• RECORD LIST
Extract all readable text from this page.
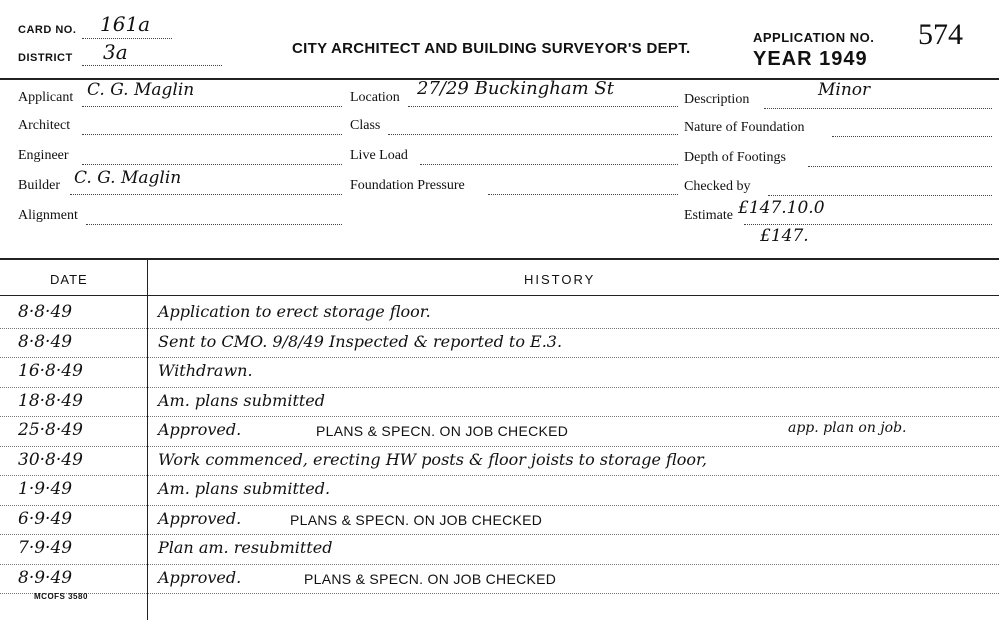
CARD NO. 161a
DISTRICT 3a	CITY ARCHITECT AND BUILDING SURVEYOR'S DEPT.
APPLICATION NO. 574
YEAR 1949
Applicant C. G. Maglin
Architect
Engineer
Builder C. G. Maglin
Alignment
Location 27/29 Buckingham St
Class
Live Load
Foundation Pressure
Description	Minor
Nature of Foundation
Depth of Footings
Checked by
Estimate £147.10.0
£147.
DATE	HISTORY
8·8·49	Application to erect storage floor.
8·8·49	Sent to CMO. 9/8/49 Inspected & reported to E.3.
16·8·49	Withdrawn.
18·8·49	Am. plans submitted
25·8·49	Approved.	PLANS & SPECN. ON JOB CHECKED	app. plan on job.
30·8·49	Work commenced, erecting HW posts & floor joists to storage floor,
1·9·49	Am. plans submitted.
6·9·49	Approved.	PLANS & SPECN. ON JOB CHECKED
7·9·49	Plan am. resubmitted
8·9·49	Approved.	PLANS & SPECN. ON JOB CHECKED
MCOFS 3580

• EXERCISE PROMPT
With the pictures omitted, reproduce the records in full and exactly.

• FINISHED ANSWER
Extract all readable text from this page.
CARD NO. 161a
DISTRICT 3a	CITY ARCHITECT AND BUILDING SURVEYOR'S DEPT.
APPLICATION NO. 574
YEAR 1949
Applicant C. G. Maglin
Architect
Engineer
Builder C. G. Maglin
Alignment
Location 27/29 Buckingham St
Class
Live Load
Foundation Pressure
Description	Minor
Nature of Foundation
Depth of Footings
Checked by
Estimate £147.10.0
£147.
DATE	HISTORY
8·8·49	Application to erect storage floor.
8·8·49	Sent to CMO. 9/8/49 Inspected & reported to E.3.
16·8·49	Withdrawn.
18·8·49	Am. plans submitted
25·8·49	Approved.	PLANS & SPECN. ON JOB CHECKED	app. plan on job.
30·8·49	Work commenced, erecting HW posts & floor joists to storage floor,
1·9·49	Am. plans submitted.
6·9·49	Approved.	PLANS & SPECN. ON JOB CHECKED
7·9·49	Plan am. resubmitted
8·9·49	Approved.	PLANS & SPECN. ON JOB CHECKED
MCOFS 3580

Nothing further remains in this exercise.